-- begin RECORDS TO USE --

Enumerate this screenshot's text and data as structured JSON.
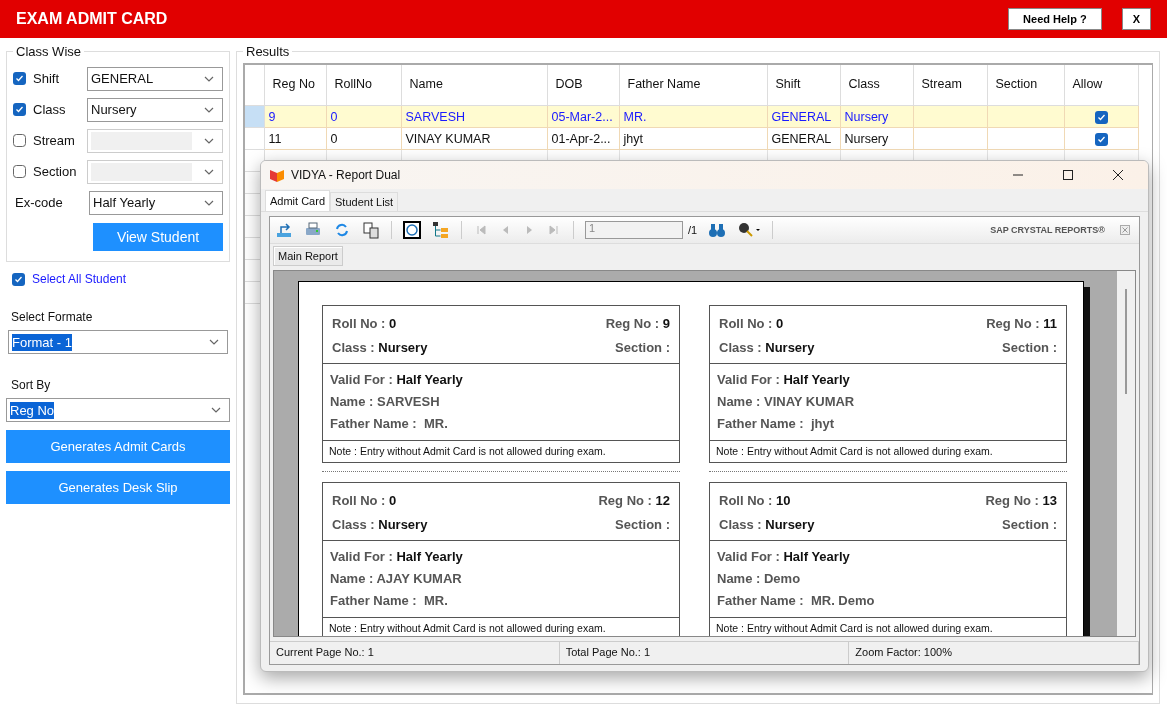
{
  "header": {
    "title": "EXAM ADMIT CARD",
    "help_button": "Need Help ?",
    "close_button": "X"
  },
  "filters": {
    "title": "Class Wise",
    "rows": [
      {
        "kind": "check",
        "label": "Shift",
        "checked": true,
        "value": "GENERAL",
        "disabled": false
      },
      {
        "kind": "check",
        "label": "Class",
        "checked": true,
        "value": "Nursery",
        "disabled": false
      },
      {
        "kind": "check",
        "label": "Stream",
        "checked": false,
        "disabled": true
      },
      {
        "kind": "check",
        "label": "Section",
        "checked": false,
        "disabled": true
      },
      {
        "kind": "plain",
        "label": "Ex-code",
        "value": "Half Yearly",
        "disabled": false
      }
    ],
    "view_button": "View Student"
  },
  "select_all": {
    "label": "Select All Student",
    "checked": true
  },
  "format": {
    "label": "Select Formate",
    "value": "Format - 1",
    "highlighted": true
  },
  "sort": {
    "label": "Sort By",
    "value": "Reg No",
    "highlighted": true
  },
  "buttons": [
    "Generates Admit Cards",
    "Generates Desk Slip"
  ],
  "results": {
    "title": "Results",
    "columns": [
      "Reg No",
      "RollNo",
      "Name",
      "DOB",
      "Father Name",
      "Shift",
      "Class",
      "Stream",
      "Section",
      "Allow"
    ],
    "rows": [
      {
        "cells": [
          "9",
          "0",
          "SARVESH",
          "05-Mar-2...",
          "MR.",
          "GENERAL",
          "Nursery",
          "",
          ""
        ],
        "allow": true,
        "selected": true
      },
      {
        "cells": [
          "11",
          "0",
          "VINAY KUMAR",
          "01-Apr-2...",
          "jhyt",
          "GENERAL",
          "Nursery",
          "",
          ""
        ],
        "allow": true,
        "selected": false
      }
    ]
  },
  "report_window": {
    "title": "VIDYA - Report Dual",
    "tabs": [
      {
        "label": "Admit Card",
        "selected": true
      },
      {
        "label": "Student List",
        "selected": false
      }
    ],
    "page_field": "1",
    "page_total": "/1",
    "brand": "SAP CRYSTAL REPORTS®",
    "report_tab": "Main Report",
    "cards": [
      {
        "roll": "Roll No : **0**",
        "reg": "Reg No : **9**",
        "class": "Class : **Nursery**",
        "section": "Section :",
        "valid_for": "Valid For : **Half Yearly**",
        "name": "Name : SARVESH",
        "father": "Father Name :  MR.",
        "note": "Note : Entry without Admit Card is not allowed during exam."
      },
      {
        "roll": "Roll No : **0**",
        "reg": "Reg No : **11**",
        "class": "Class : **Nursery**",
        "section": "Section :",
        "valid_for": "Valid For : **Half Yearly**",
        "name": "Name : VINAY KUMAR",
        "father": "Father Name :  jhyt",
        "note": "Note : Entry without Admit Card is not allowed during exam."
      },
      {
        "roll": "Roll No : **0**",
        "reg": "Reg No : **12**",
        "class": "Class : **Nursery**",
        "section": "Section :",
        "valid_for": "Valid For : **Half Yearly**",
        "name": "Name : AJAY KUMAR",
        "father": "Father Name :  MR.",
        "note": "Note : Entry without Admit Card is not allowed during exam."
      },
      {
        "roll": "Roll No : **10**",
        "reg": "Reg No : **13**",
        "class": "Class : **Nursery**",
        "section": "Section :",
        "valid_for": "Valid For : **Half Yearly**",
        "name": "Name : Demo",
        "father": "Father Name :  MR. Demo",
        "note": "Note : Entry without Admit Card is not allowed during exam."
      }
    ],
    "status": [
      "Current Page No.: 1",
      "Total Page No.: 1",
      "Zoom Factor: 100%"
    ]
  }
}
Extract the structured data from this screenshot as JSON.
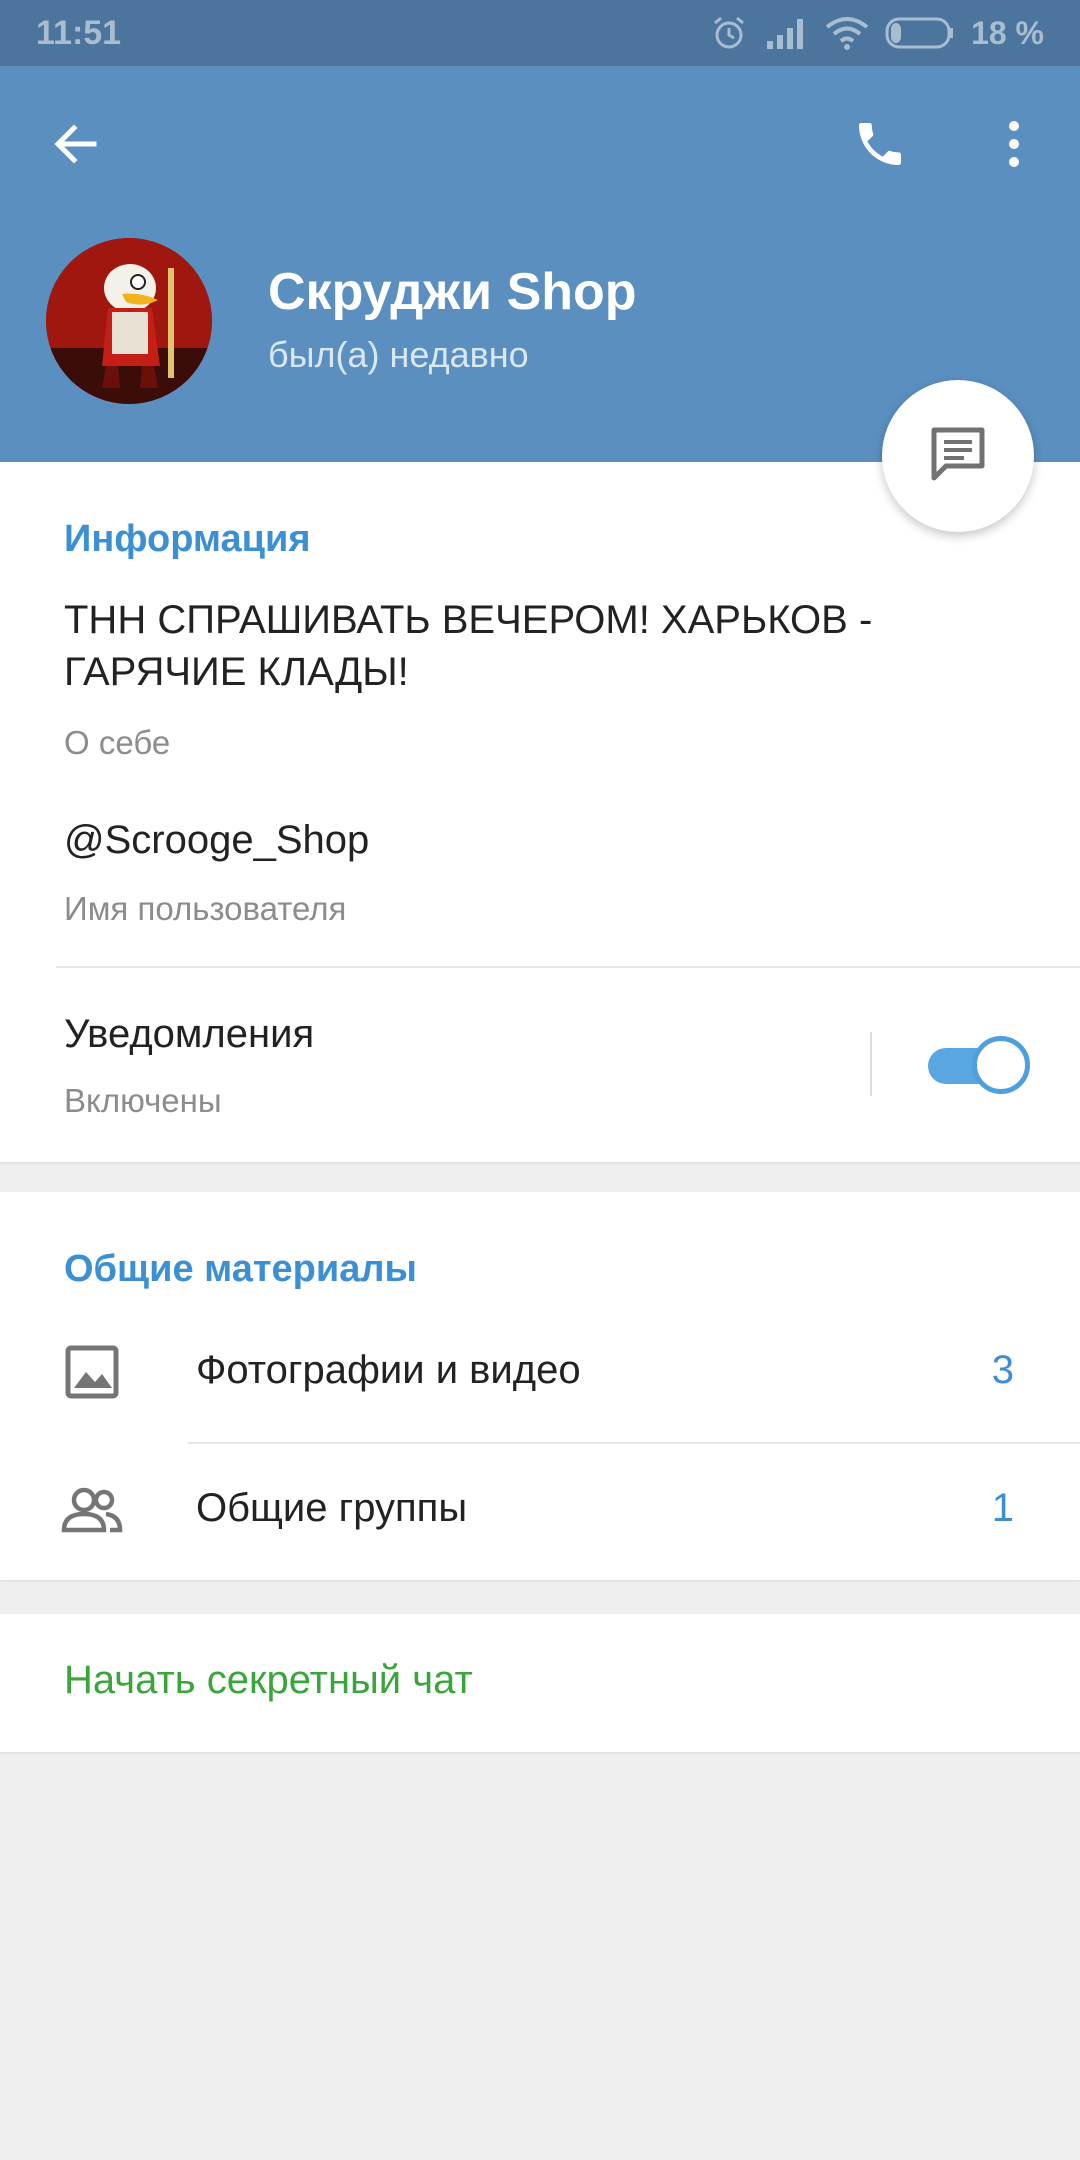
{
  "status_bar": {
    "time": "11:51",
    "battery_percent": "18 %",
    "icons": [
      "alarm-icon",
      "signal-icon",
      "wifi-icon",
      "battery-icon"
    ]
  },
  "header": {
    "name": "Скруджи Shop",
    "status": "был(а) недавно",
    "icons": [
      "back-arrow-icon",
      "phone-icon",
      "more-vert-icon",
      "message-icon"
    ],
    "background_color": "#5a8fbf"
  },
  "info": {
    "section_title": "Информация",
    "bio_line1": "ТНН СПРАШИВАТЬ ВЕЧЕРОМ! ХАРЬКОВ -",
    "bio_line2": "ГАРЯЧИЕ КЛАДЫ!",
    "bio_caption": "О себе",
    "username": "@Scrooge_Shop",
    "username_caption": "Имя пользователя",
    "notifications_label": "Уведомления",
    "notifications_status": "Включены",
    "notifications_enabled": true
  },
  "shared": {
    "section_title": "Общие материалы",
    "items": [
      {
        "icon": "image-icon",
        "label": "Фотографии и видео",
        "count": "3"
      },
      {
        "icon": "group-icon",
        "label": "Общие группы",
        "count": "1"
      }
    ]
  },
  "secret_chat": {
    "label": "Начать секретный чат",
    "color": "#3aa53a"
  },
  "colors": {
    "accent": "#3d8fd3",
    "header": "#5a8fbf",
    "status_bar": "#4b759c"
  }
}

-- end RECORDS TO USE --

* _WHAT YOU ARE ASKED TO DO_: Copy out each line word for word, please, skipping the images.

* _TASK RESULT_:
Enumerate this screenshot's text and data as structured JSON.
{
  "header": {
    "title": "EXAM ADMIT CARD",
    "help_button": "Need Help ?",
    "close_button": "X"
  },
  "filters": {
    "title": "Class Wise",
    "rows": [
      {
        "kind": "check",
        "label": "Shift",
        "checked": true,
        "value": "GENERAL",
        "disabled": false
      },
      {
        "kind": "check",
        "label": "Class",
        "checked": true,
        "value": "Nursery",
        "disabled": false
      },
      {
        "kind": "check",
        "label": "Stream",
        "checked": false,
        "disabled": true
      },
      {
        "kind": "check",
        "label": "Section",
        "checked": false,
        "disabled": true
      },
      {
        "kind": "plain",
        "label": "Ex-code",
        "value": "Half Yearly",
        "disabled": false
      }
    ],
    "view_button": "View Student"
  },
  "select_all": {
    "label": "Select All Student",
    "checked": true
  },
  "format": {
    "label": "Select Formate",
    "value": "Format - 1",
    "highlighted": true
  },
  "sort": {
    "label": "Sort By",
    "value": "Reg No",
    "highlighted": true
  },
  "buttons": [
    "Generates Admit Cards",
    "Generates Desk Slip"
  ],
  "results": {
    "title": "Results",
    "columns": [
      "Reg No",
      "RollNo",
      "Name",
      "DOB",
      "Father Name",
      "Shift",
      "Class",
      "Stream",
      "Section",
      "Allow"
    ],
    "rows": [
      {
        "cells": [
          "9",
          "0",
          "SARVESH",
          "05-Mar-2...",
          "MR.",
          "GENERAL",
          "Nursery",
          "",
          ""
        ],
        "allow": true,
        "selected": true
      },
      {
        "cells": [
          "11",
          "0",
          "VINAY KUMAR",
          "01-Apr-2...",
          "jhyt",
          "GENERAL",
          "Nursery",
          "",
          ""
        ],
        "allow": true,
        "selected": false
      }
    ]
  },
  "report_window": {
    "title": "VIDYA - Report Dual",
    "tabs": [
      {
        "label": "Admit Card",
        "selected": true
      },
      {
        "label": "Student List",
        "selected": false
      }
    ],
    "page_field": "1",
    "page_total": "/1",
    "brand": "SAP CRYSTAL REPORTS®",
    "report_tab": "Main Report",
    "cards": [
      {
        "roll": "Roll No : **0**",
        "reg": "Reg No : **9**",
        "class": "Class : **Nursery**",
        "section": "Section :",
        "valid_for": "Valid For : **Half Yearly**",
        "name": "Name : SARVESH",
        "father": "Father Name :  MR.",
        "note": "Note : Entry without Admit Card is not allowed during exam."
      },
      {
        "roll": "Roll No : **0**",
        "reg": "Reg No : **11**",
        "class": "Class : **Nursery**",
        "section": "Section :",
        "valid_for": "Valid For : **Half Yearly**",
        "name": "Name : VINAY KUMAR",
        "father": "Father Name :  jhyt",
        "note": "Note : Entry without Admit Card is not allowed during exam."
      },
      {
        "roll": "Roll No : **0**",
        "reg": "Reg No : **12**",
        "class": "Class : **Nursery**",
        "section": "Section :",
        "valid_for": "Valid For : **Half Yearly**",
        "name": "Name : AJAY KUMAR",
        "father": "Father Name :  MR.",
        "note": "Note : Entry without Admit Card is not allowed during exam."
      },
      {
        "roll": "Roll No : **10**",
        "reg": "Reg No : **13**",
        "class": "Class : **Nursery**",
        "section": "Section :",
        "valid_for": "Valid For : **Half Yearly**",
        "name": "Name : Demo",
        "father": "Father Name :  MR. Demo",
        "note": "Note : Entry without Admit Card is not allowed during exam."
      }
    ],
    "status": [
      "Current Page No.: 1",
      "Total Page No.: 1",
      "Zoom Factor: 100%"
    ]
  }
}
Extract the structured data from this screenshot as JSON.
{
  "status_bar": {
    "time": "11:51",
    "battery_percent": "18 %",
    "icons": [
      "alarm-icon",
      "signal-icon",
      "wifi-icon",
      "battery-icon"
    ]
  },
  "header": {
    "name": "Скруджи Shop",
    "status": "был(а) недавно",
    "icons": [
      "back-arrow-icon",
      "phone-icon",
      "more-vert-icon",
      "message-icon"
    ],
    "background_color": "#5a8fbf"
  },
  "info": {
    "section_title": "Информация",
    "bio_line1": "ТНН СПРАШИВАТЬ ВЕЧЕРОМ! ХАРЬКОВ -",
    "bio_line2": "ГАРЯЧИЕ КЛАДЫ!",
    "bio_caption": "О себе",
    "username": "@Scrooge_Shop",
    "username_caption": "Имя пользователя",
    "notifications_label": "Уведомления",
    "notifications_status": "Включены",
    "notifications_enabled": true
  },
  "shared": {
    "section_title": "Общие материалы",
    "items": [
      {
        "icon": "image-icon",
        "label": "Фотографии и видео",
        "count": "3"
      },
      {
        "icon": "group-icon",
        "label": "Общие группы",
        "count": "1"
      }
    ]
  },
  "secret_chat": {
    "label": "Начать секретный чат",
    "color": "#3aa53a"
  },
  "colors": {
    "accent": "#3d8fd3",
    "header": "#5a8fbf",
    "status_bar": "#4b759c"
  }
}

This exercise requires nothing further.